##### Listed entries

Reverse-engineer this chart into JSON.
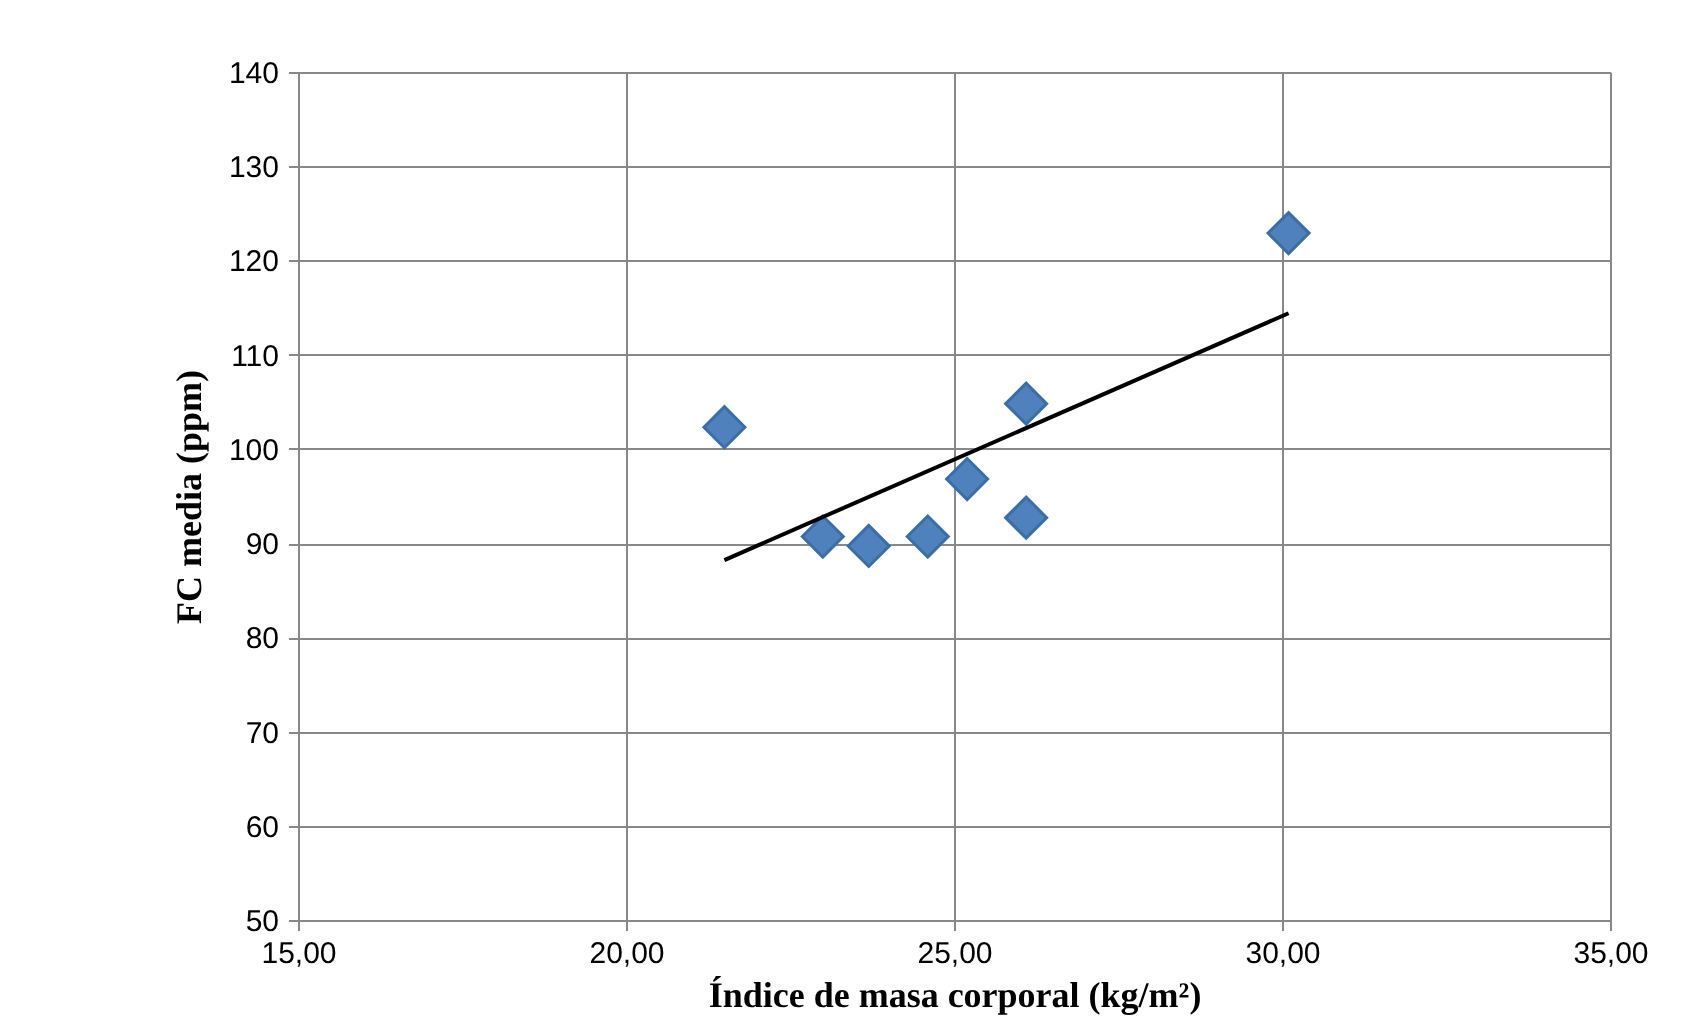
{
  "chart_data": {
    "type": "scatter",
    "xlabel": "Índice de masa corporal (kg/m²)",
    "ylabel": "FC media (ppm)",
    "xlim": [
      15,
      35
    ],
    "ylim": [
      50,
      140
    ],
    "xticks": [
      {
        "value": 15,
        "label": "15,00"
      },
      {
        "value": 20,
        "label": "20,00"
      },
      {
        "value": 25,
        "label": "25,00"
      },
      {
        "value": 30,
        "label": "30,00"
      },
      {
        "value": 35,
        "label": "35,00"
      }
    ],
    "yticks": [
      50,
      60,
      70,
      80,
      90,
      100,
      110,
      120,
      130,
      140
    ],
    "grid": true,
    "marker": "diamond",
    "series": [
      {
        "type": "scatter",
        "color": "#4f81bd",
        "x": [
          21.5,
          23.0,
          23.7,
          24.6,
          25.2,
          26.1,
          26.1,
          30.1
        ],
        "values": [
          102.3,
          90.7,
          89.7,
          90.7,
          96.8,
          104.8,
          92.7,
          122.9
        ]
      },
      {
        "type": "line",
        "color": "#000000",
        "marker": "none",
        "line_style": "solid",
        "x": [
          21.5,
          30.1
        ],
        "values": [
          88.2,
          114.4
        ]
      }
    ]
  }
}
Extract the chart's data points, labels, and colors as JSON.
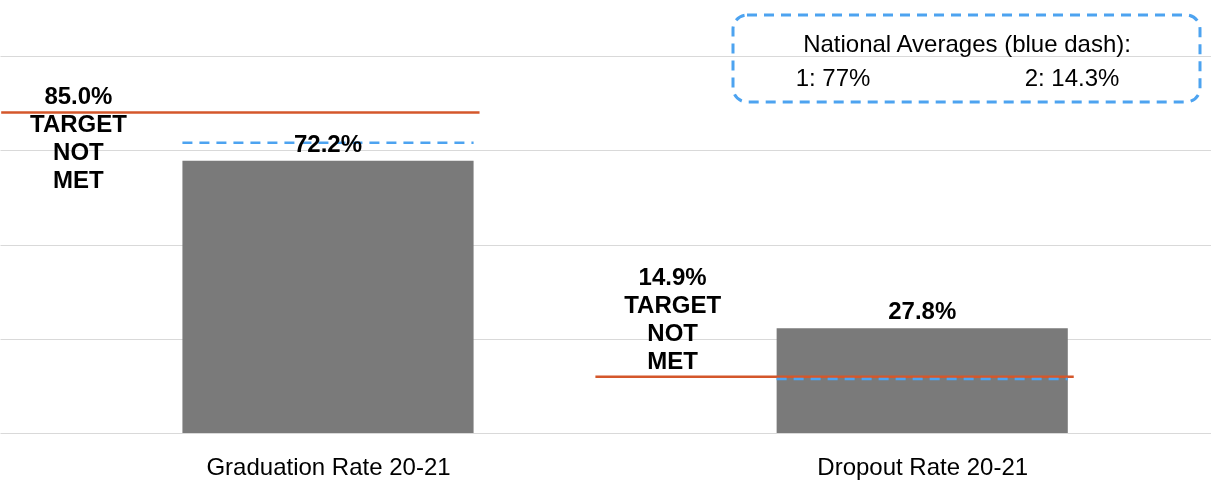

##########

#### [Problem]
Every entry must be transcribed exactly. Pictures do not belong in the copy.

#### [Final answer]
Reverse-engineer this chart into JSON.
{
  "chart_data": {
    "type": "scatter",
    "xlabel": "Índice de masa corporal (kg/m²)",
    "ylabel": "FC media (ppm)",
    "xlim": [
      15,
      35
    ],
    "ylim": [
      50,
      140
    ],
    "xticks": [
      {
        "value": 15,
        "label": "15,00"
      },
      {
        "value": 20,
        "label": "20,00"
      },
      {
        "value": 25,
        "label": "25,00"
      },
      {
        "value": 30,
        "label": "30,00"
      },
      {
        "value": 35,
        "label": "35,00"
      }
    ],
    "yticks": [
      50,
      60,
      70,
      80,
      90,
      100,
      110,
      120,
      130,
      140
    ],
    "grid": true,
    "marker": "diamond",
    "series": [
      {
        "type": "scatter",
        "color": "#4f81bd",
        "x": [
          21.5,
          23.0,
          23.7,
          24.6,
          25.2,
          26.1,
          26.1,
          30.1
        ],
        "values": [
          102.3,
          90.7,
          89.7,
          90.7,
          96.8,
          104.8,
          92.7,
          122.9
        ]
      },
      {
        "type": "line",
        "color": "#000000",
        "marker": "none",
        "line_style": "solid",
        "x": [
          21.5,
          30.1
        ],
        "values": [
          88.2,
          114.4
        ]
      }
    ]
  }
}
Extract the chart's data points, labels, and colors as JSON.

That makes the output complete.